_THE REQUEST_.
Check every line below for the string "single", and copy the lines that contain it.

>> BEGIN SUPPLIED RECORDS

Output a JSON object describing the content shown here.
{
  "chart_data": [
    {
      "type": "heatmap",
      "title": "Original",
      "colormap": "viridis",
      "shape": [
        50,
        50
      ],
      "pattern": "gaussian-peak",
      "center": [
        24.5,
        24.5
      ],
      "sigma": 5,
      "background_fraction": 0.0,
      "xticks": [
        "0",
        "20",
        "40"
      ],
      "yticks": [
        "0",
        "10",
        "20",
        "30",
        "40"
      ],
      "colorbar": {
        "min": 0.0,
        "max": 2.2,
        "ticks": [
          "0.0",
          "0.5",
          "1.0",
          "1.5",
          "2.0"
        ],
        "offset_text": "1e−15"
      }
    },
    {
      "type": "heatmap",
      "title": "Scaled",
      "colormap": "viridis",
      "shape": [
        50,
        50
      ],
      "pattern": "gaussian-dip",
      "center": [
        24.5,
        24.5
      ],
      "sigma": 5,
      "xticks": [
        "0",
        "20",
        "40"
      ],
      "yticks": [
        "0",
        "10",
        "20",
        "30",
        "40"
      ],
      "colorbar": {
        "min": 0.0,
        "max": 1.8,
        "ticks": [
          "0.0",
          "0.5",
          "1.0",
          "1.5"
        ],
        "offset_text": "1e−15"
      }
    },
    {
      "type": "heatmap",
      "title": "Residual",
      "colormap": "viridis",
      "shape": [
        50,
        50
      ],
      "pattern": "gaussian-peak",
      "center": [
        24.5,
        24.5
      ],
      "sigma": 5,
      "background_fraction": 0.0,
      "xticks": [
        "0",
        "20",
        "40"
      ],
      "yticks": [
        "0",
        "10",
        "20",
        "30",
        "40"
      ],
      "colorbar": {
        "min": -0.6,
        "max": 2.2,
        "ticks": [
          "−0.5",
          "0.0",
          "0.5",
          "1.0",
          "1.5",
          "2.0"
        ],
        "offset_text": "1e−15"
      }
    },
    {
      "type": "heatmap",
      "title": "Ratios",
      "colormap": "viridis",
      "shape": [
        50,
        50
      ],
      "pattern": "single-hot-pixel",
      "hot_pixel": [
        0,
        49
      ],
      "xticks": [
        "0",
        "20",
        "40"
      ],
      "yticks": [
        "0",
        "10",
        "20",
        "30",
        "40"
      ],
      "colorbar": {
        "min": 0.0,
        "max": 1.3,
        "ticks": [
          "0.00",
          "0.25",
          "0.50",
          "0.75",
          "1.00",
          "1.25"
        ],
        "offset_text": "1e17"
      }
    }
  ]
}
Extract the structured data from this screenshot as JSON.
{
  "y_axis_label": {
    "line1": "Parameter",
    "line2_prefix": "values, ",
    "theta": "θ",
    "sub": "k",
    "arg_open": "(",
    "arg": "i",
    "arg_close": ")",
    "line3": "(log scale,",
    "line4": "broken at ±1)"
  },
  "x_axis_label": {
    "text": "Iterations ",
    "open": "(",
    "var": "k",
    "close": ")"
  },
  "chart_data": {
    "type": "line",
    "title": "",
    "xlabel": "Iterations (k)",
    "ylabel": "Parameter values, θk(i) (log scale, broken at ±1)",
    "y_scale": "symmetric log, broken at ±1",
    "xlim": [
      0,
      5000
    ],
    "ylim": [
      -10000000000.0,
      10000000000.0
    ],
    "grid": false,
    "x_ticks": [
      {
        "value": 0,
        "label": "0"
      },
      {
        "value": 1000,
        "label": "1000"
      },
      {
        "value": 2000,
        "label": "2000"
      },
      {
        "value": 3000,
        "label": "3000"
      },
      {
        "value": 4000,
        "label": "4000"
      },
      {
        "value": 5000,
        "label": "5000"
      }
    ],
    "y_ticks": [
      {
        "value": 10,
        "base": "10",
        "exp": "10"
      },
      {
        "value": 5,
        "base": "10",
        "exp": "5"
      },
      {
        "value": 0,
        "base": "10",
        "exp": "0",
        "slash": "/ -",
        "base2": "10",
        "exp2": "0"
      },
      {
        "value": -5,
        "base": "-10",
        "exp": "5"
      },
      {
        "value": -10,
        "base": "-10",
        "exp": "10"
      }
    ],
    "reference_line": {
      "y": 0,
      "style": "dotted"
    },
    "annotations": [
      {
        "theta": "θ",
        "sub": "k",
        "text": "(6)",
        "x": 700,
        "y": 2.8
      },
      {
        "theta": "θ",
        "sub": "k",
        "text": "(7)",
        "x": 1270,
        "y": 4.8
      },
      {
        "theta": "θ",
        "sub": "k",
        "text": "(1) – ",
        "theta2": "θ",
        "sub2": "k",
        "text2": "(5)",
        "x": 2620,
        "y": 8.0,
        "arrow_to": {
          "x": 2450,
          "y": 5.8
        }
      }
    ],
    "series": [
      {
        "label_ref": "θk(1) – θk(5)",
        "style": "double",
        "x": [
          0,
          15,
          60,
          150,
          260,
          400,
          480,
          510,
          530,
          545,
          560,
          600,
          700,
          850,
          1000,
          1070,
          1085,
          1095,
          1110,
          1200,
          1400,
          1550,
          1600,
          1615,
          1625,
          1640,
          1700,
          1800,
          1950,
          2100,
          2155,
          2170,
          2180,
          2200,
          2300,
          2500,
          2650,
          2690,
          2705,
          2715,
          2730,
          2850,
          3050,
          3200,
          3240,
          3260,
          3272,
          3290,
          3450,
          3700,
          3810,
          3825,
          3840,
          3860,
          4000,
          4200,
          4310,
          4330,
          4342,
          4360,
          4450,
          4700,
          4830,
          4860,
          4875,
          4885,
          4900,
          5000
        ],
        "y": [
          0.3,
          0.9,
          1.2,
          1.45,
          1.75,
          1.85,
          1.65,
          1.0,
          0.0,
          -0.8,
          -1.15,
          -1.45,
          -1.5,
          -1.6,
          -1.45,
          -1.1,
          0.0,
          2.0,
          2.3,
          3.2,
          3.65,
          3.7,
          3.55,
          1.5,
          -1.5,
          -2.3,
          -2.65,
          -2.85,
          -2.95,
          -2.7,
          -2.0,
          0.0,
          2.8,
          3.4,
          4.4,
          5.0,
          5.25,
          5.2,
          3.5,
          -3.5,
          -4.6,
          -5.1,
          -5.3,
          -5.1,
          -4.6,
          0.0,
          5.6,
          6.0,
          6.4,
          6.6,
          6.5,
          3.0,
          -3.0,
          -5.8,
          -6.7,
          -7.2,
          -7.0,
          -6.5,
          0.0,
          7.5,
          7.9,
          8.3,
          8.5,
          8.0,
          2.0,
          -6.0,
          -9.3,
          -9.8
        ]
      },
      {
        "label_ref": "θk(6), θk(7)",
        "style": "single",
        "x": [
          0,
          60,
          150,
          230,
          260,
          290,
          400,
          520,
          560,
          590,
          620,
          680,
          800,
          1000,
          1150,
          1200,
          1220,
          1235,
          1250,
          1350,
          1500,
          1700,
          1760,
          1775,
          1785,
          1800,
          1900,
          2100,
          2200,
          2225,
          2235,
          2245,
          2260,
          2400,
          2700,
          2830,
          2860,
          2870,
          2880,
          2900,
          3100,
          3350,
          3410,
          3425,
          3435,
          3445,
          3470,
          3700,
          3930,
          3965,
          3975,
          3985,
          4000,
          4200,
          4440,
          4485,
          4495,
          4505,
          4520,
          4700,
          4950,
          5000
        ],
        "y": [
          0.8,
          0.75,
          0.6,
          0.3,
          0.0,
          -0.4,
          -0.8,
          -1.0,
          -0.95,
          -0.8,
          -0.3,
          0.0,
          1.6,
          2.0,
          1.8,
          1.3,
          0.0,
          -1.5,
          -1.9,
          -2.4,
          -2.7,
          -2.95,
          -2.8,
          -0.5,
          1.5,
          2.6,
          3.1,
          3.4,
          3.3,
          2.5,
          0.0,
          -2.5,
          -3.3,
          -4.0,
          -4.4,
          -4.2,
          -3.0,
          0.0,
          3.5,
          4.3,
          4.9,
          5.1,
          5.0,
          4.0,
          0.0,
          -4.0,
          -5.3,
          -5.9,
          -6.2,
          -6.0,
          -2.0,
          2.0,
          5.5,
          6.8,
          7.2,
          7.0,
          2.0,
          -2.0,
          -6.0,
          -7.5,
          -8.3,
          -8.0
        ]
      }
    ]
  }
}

>> END SUPPLIED RECORDS

_RESPONSE FOR THIS EXERCISE_.
      "pattern": "single-hot-pixel",
        "style": "single",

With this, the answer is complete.